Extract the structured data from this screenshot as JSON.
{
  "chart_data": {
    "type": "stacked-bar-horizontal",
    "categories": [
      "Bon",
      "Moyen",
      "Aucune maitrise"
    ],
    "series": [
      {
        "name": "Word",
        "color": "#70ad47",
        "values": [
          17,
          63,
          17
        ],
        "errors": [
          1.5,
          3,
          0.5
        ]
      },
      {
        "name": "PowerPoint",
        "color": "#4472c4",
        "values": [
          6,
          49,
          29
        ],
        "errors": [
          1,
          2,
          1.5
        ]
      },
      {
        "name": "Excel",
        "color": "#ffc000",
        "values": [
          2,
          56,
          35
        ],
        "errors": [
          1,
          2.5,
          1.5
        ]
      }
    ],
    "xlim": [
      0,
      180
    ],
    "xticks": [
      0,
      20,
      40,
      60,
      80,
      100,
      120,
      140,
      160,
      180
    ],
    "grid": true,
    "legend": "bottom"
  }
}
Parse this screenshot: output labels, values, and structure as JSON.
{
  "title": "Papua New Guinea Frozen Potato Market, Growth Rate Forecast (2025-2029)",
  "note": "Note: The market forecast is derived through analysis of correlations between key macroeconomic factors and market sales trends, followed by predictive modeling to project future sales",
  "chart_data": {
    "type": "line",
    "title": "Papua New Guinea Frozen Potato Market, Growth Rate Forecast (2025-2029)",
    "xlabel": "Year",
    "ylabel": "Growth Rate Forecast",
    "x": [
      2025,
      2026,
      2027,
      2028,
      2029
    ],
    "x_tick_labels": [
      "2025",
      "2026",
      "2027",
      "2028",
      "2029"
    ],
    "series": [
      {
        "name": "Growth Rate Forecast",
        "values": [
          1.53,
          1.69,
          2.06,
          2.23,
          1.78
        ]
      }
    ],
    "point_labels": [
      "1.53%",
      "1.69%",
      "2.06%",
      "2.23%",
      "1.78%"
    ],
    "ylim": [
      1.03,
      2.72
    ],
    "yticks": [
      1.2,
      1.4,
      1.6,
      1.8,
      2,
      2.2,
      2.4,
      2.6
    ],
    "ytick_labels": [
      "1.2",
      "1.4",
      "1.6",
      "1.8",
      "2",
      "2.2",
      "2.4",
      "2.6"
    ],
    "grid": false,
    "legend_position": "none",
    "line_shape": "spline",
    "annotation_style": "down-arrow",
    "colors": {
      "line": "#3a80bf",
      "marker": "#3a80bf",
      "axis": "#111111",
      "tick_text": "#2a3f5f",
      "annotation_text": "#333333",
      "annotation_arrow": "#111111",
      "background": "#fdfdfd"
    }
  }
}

---

- What to work on
Go through the records above and set each one down exactly, please.

- Full output
Extract the structured data from this screenshot as JSON.
{
  "chart_data": {
    "type": "stacked-bar-horizontal",
    "categories": [
      "Bon",
      "Moyen",
      "Aucune maitrise"
    ],
    "series": [
      {
        "name": "Word",
        "color": "#70ad47",
        "values": [
          17,
          63,
          17
        ],
        "errors": [
          1.5,
          3,
          0.5
        ]
      },
      {
        "name": "PowerPoint",
        "color": "#4472c4",
        "values": [
          6,
          49,
          29
        ],
        "errors": [
          1,
          2,
          1.5
        ]
      },
      {
        "name": "Excel",
        "color": "#ffc000",
        "values": [
          2,
          56,
          35
        ],
        "errors": [
          1,
          2.5,
          1.5
        ]
      }
    ],
    "xlim": [
      0,
      180
    ],
    "xticks": [
      0,
      20,
      40,
      60,
      80,
      100,
      120,
      140,
      160,
      180
    ],
    "grid": true,
    "legend": "bottom"
  }
}
Parse this screenshot: output labels, values, and structure as JSON.
{
  "title": "Papua New Guinea Frozen Potato Market, Growth Rate Forecast (2025-2029)",
  "note": "Note: The market forecast is derived through analysis of correlations between key macroeconomic factors and market sales trends, followed by predictive modeling to project future sales",
  "chart_data": {
    "type": "line",
    "title": "Papua New Guinea Frozen Potato Market, Growth Rate Forecast (2025-2029)",
    "xlabel": "Year",
    "ylabel": "Growth Rate Forecast",
    "x": [
      2025,
      2026,
      2027,
      2028,
      2029
    ],
    "x_tick_labels": [
      "2025",
      "2026",
      "2027",
      "2028",
      "2029"
    ],
    "series": [
      {
        "name": "Growth Rate Forecast",
        "values": [
          1.53,
          1.69,
          2.06,
          2.23,
          1.78
        ]
      }
    ],
    "point_labels": [
      "1.53%",
      "1.69%",
      "2.06%",
      "2.23%",
      "1.78%"
    ],
    "ylim": [
      1.03,
      2.72
    ],
    "yticks": [
      1.2,
      1.4,
      1.6,
      1.8,
      2,
      2.2,
      2.4,
      2.6
    ],
    "ytick_labels": [
      "1.2",
      "1.4",
      "1.6",
      "1.8",
      "2",
      "2.2",
      "2.4",
      "2.6"
    ],
    "grid": false,
    "legend_position": "none",
    "line_shape": "spline",
    "annotation_style": "down-arrow",
    "colors": {
      "line": "#3a80bf",
      "marker": "#3a80bf",
      "axis": "#111111",
      "tick_text": "#2a3f5f",
      "annotation_text": "#333333",
      "annotation_arrow": "#111111",
      "background": "#fdfdfd"
    }
  }
}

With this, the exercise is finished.